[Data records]
-- begin --

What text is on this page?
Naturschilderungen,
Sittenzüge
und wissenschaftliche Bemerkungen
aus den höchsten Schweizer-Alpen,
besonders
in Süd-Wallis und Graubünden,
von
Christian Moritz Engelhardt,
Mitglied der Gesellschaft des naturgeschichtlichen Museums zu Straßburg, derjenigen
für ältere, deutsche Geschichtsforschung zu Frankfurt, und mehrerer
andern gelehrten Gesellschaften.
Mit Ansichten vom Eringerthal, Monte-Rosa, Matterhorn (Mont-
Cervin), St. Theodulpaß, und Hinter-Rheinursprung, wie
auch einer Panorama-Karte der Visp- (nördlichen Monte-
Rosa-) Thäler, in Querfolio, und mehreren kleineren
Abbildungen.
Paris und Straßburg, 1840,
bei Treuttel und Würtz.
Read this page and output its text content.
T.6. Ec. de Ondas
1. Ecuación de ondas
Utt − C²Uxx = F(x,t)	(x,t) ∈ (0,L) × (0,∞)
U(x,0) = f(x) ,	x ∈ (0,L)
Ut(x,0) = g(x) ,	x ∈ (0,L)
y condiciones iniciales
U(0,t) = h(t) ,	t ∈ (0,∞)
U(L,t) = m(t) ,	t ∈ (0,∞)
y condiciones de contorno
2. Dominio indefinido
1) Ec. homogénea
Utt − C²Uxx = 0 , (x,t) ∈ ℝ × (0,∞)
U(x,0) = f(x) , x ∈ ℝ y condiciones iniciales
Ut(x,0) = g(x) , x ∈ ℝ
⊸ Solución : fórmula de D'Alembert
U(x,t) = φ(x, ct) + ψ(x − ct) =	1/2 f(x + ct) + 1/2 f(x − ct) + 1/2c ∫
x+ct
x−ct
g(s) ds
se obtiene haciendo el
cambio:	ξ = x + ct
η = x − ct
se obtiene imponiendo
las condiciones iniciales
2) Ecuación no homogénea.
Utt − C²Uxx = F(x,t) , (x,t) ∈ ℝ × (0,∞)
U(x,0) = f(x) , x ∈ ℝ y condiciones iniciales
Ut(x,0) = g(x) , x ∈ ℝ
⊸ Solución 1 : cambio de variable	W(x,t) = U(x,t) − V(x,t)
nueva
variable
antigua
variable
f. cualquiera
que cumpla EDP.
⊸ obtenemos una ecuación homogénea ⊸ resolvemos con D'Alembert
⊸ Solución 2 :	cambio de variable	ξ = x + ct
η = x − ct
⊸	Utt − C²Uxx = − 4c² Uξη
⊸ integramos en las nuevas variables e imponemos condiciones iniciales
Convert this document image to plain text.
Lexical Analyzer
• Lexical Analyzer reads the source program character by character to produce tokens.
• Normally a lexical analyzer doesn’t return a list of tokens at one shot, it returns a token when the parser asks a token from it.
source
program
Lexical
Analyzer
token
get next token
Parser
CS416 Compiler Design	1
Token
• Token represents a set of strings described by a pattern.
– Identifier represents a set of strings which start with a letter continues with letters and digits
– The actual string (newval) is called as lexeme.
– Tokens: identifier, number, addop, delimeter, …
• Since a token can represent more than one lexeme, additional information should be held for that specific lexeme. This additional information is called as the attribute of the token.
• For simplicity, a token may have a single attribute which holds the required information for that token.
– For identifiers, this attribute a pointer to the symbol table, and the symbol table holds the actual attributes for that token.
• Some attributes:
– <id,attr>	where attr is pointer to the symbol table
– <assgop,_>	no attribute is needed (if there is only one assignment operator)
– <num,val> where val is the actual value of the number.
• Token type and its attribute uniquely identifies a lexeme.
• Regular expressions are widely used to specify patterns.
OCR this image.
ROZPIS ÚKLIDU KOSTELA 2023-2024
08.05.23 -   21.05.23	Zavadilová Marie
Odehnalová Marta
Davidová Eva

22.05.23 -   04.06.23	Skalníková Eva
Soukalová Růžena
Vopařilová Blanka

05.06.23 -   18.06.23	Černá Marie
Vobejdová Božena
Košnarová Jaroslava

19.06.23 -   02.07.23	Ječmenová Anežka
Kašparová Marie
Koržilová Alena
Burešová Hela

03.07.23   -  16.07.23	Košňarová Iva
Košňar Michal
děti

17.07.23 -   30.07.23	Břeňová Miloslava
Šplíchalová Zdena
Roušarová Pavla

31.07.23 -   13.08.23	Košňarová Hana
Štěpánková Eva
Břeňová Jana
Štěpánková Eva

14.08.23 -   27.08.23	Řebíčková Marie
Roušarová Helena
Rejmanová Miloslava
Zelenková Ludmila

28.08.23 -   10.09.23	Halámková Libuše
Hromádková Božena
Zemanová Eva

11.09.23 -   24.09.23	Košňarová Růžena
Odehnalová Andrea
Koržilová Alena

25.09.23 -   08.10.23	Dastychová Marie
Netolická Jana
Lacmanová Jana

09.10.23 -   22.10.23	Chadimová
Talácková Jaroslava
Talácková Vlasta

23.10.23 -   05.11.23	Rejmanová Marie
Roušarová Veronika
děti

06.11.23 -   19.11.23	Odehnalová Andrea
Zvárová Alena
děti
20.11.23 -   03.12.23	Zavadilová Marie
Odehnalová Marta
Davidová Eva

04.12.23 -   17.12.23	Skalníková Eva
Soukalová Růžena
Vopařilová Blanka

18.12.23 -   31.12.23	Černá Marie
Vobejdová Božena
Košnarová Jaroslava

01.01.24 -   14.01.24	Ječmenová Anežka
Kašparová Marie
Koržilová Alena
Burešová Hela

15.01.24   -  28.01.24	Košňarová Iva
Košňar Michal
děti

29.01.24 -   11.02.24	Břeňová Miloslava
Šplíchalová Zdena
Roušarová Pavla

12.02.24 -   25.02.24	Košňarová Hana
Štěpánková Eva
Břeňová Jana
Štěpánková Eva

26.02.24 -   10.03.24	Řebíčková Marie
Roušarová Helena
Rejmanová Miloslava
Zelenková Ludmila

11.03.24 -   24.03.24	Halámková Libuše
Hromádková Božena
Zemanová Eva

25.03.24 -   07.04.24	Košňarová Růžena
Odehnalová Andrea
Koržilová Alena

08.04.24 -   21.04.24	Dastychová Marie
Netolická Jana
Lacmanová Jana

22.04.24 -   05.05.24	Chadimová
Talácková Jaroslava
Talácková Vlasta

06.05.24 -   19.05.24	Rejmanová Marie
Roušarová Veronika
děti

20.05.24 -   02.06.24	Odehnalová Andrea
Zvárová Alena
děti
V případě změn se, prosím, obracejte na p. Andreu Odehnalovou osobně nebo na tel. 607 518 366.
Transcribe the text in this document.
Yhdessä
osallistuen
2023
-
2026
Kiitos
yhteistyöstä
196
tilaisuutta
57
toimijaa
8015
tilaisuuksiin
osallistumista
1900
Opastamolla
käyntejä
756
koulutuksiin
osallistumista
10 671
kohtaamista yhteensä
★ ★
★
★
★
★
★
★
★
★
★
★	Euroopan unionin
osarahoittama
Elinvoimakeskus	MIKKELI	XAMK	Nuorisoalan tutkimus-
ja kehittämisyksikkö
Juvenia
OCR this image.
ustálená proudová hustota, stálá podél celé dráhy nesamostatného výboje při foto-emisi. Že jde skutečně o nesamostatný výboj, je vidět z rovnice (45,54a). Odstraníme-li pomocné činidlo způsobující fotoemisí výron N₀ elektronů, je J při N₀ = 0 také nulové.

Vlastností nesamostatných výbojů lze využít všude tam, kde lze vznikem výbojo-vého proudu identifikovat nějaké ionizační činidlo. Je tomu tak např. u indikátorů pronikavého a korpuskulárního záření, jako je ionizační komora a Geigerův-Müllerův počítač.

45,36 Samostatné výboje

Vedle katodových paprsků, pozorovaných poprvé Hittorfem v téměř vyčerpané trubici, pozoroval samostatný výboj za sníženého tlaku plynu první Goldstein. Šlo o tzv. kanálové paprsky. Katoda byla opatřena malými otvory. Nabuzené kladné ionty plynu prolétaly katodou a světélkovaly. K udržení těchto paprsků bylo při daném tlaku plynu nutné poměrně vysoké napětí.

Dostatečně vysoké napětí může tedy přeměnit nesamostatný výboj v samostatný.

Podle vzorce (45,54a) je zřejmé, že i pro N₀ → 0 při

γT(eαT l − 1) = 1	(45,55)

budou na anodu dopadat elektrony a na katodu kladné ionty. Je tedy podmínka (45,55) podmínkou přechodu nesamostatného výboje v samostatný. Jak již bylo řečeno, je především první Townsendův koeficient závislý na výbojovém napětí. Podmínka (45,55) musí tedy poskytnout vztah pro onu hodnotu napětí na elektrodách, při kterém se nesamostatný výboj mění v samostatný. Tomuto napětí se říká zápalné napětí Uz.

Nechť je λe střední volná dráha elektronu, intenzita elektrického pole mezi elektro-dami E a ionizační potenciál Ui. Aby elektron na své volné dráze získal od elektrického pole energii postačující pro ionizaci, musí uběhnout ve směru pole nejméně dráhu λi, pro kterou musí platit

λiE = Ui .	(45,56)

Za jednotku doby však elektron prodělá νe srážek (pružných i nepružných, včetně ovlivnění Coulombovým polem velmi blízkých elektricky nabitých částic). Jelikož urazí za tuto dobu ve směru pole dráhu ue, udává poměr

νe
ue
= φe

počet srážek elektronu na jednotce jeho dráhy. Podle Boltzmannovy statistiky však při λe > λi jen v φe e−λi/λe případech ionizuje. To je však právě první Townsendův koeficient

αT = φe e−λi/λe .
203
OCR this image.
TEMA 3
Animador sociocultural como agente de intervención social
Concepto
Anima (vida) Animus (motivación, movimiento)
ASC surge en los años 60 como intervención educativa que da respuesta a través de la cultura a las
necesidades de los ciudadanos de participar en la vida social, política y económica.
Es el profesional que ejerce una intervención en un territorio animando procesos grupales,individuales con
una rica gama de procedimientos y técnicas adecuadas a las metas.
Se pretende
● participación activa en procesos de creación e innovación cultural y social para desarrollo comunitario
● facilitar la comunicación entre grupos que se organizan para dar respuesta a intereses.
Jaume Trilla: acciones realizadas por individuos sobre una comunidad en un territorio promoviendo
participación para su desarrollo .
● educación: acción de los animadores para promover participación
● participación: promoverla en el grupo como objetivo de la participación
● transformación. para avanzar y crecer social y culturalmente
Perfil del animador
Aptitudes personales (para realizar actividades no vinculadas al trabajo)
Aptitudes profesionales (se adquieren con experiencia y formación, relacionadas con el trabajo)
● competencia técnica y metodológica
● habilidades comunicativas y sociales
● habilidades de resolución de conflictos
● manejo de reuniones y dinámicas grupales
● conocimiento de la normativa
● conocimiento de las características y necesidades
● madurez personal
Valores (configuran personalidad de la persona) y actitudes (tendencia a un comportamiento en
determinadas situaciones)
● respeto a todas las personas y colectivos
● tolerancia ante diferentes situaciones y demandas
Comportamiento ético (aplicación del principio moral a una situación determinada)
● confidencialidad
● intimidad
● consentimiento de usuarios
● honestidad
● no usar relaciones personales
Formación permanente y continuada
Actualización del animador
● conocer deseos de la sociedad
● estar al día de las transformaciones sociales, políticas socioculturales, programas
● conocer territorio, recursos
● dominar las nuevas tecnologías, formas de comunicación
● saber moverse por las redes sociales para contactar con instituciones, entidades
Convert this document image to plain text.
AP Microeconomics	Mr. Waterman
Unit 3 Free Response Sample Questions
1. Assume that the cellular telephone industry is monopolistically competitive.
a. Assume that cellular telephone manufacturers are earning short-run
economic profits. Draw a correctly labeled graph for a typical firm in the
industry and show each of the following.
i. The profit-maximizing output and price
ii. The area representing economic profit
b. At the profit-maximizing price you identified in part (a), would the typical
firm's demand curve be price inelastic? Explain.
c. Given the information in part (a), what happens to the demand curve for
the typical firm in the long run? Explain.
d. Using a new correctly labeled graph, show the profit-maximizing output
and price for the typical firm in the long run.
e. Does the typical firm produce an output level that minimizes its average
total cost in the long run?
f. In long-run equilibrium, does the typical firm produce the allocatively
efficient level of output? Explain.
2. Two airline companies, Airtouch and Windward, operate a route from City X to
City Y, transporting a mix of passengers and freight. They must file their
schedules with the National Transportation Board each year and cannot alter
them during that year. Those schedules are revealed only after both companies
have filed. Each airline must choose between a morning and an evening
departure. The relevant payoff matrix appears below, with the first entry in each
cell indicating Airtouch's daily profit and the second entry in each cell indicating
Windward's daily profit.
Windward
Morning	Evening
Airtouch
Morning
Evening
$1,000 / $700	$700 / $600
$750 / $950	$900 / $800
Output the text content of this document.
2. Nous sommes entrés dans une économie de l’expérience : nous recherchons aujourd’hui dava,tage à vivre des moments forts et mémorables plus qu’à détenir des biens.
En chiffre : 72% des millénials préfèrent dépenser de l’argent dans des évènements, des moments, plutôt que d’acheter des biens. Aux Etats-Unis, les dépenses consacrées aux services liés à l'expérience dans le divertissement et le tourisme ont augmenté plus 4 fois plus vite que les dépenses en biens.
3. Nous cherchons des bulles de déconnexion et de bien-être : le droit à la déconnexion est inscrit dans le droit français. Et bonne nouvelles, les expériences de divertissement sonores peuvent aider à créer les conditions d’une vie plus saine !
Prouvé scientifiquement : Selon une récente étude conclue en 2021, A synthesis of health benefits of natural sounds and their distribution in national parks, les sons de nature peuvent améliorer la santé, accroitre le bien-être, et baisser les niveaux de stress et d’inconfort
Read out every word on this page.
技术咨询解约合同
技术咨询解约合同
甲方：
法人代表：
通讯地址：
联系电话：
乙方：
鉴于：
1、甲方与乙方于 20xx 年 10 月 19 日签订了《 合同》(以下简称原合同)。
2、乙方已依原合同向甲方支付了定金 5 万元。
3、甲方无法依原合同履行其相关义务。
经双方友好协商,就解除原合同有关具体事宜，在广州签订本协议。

-- end --

Extract, unchanged, the closing run of lines that opens with the line containing "Read out every word on this page." and ends with the last line.

● EXERCISE ANSWER:
Read out every word on this page.
技术咨询解约合同
技术咨询解约合同
甲方：
法人代表：
通讯地址：
联系电话：
乙方：
鉴于：
1、甲方与乙方于 20xx 年 10 月 19 日签订了《 合同》(以下简称原合同)。
2、乙方已依原合同向甲方支付了定金 5 万元。
3、甲方无法依原合同履行其相关义务。
经双方友好协商,就解除原合同有关具体事宜，在广州签订本协议。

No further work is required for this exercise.